-------- Records provided --------

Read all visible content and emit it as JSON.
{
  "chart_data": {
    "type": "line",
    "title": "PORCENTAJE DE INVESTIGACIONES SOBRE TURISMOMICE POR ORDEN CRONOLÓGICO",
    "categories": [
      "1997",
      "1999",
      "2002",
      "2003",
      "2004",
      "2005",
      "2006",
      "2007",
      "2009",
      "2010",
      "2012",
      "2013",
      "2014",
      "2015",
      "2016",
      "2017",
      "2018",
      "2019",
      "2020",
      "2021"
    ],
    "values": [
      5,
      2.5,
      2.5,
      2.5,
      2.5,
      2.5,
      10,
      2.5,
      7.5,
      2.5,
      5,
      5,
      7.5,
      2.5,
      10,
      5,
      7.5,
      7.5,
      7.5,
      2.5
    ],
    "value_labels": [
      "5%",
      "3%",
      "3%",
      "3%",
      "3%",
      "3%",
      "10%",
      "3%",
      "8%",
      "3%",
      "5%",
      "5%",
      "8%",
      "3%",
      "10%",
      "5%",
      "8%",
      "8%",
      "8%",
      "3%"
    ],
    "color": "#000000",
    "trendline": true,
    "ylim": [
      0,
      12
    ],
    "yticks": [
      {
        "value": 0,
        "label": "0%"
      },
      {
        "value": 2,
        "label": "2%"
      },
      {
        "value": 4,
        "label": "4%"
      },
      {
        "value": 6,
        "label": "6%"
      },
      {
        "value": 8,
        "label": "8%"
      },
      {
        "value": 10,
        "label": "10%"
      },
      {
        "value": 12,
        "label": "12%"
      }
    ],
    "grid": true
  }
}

--------

> [Your objective]:
Make an exact copy of the material above.

> [Problem solution]:
Read all visible content and emit it as JSON.
{
  "chart_data": {
    "type": "line",
    "title": "PORCENTAJE DE INVESTIGACIONES SOBRE TURISMOMICE POR ORDEN CRONOLÓGICO",
    "categories": [
      "1997",
      "1999",
      "2002",
      "2003",
      "2004",
      "2005",
      "2006",
      "2007",
      "2009",
      "2010",
      "2012",
      "2013",
      "2014",
      "2015",
      "2016",
      "2017",
      "2018",
      "2019",
      "2020",
      "2021"
    ],
    "values": [
      5,
      2.5,
      2.5,
      2.5,
      2.5,
      2.5,
      10,
      2.5,
      7.5,
      2.5,
      5,
      5,
      7.5,
      2.5,
      10,
      5,
      7.5,
      7.5,
      7.5,
      2.5
    ],
    "value_labels": [
      "5%",
      "3%",
      "3%",
      "3%",
      "3%",
      "3%",
      "10%",
      "3%",
      "8%",
      "3%",
      "5%",
      "5%",
      "8%",
      "3%",
      "10%",
      "5%",
      "8%",
      "8%",
      "8%",
      "3%"
    ],
    "color": "#000000",
    "trendline": true,
    "ylim": [
      0,
      12
    ],
    "yticks": [
      {
        "value": 0,
        "label": "0%"
      },
      {
        "value": 2,
        "label": "2%"
      },
      {
        "value": 4,
        "label": "4%"
      },
      {
        "value": 6,
        "label": "6%"
      },
      {
        "value": 8,
        "label": "8%"
      },
      {
        "value": 10,
        "label": "10%"
      },
      {
        "value": 12,
        "label": "12%"
      }
    ],
    "grid": true
  }
}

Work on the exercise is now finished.